_Instruction_
Find each line with the word "砚中墨汁变淡" and say how many there are, nothing else.

━━━━━━━━━━━━━━━━━━━━━━━━━━━━━━

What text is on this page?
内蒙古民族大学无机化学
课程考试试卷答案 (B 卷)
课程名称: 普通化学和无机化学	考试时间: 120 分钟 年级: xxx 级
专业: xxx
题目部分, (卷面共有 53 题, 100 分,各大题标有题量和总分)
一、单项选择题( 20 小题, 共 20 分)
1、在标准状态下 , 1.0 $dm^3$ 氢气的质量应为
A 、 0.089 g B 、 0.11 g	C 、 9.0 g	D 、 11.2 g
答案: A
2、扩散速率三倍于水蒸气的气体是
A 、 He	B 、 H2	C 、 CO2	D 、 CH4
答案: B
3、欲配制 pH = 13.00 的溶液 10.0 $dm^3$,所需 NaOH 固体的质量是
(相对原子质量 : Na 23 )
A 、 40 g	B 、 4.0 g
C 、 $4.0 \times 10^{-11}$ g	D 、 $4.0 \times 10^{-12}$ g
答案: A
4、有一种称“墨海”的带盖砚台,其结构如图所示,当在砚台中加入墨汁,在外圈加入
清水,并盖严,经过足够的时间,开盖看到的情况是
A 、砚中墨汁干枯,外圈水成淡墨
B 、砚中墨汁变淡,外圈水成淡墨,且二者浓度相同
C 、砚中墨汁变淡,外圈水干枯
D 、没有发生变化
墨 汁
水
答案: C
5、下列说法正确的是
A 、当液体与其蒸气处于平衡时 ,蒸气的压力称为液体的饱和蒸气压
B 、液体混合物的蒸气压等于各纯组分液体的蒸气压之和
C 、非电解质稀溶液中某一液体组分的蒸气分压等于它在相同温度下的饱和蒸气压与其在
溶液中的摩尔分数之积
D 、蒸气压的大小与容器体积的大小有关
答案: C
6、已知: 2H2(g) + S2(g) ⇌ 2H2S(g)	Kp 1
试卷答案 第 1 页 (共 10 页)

━━━━━━━━━━━━━━━━━━━━━━━━━━━━━━

_Answer to the exercise_
2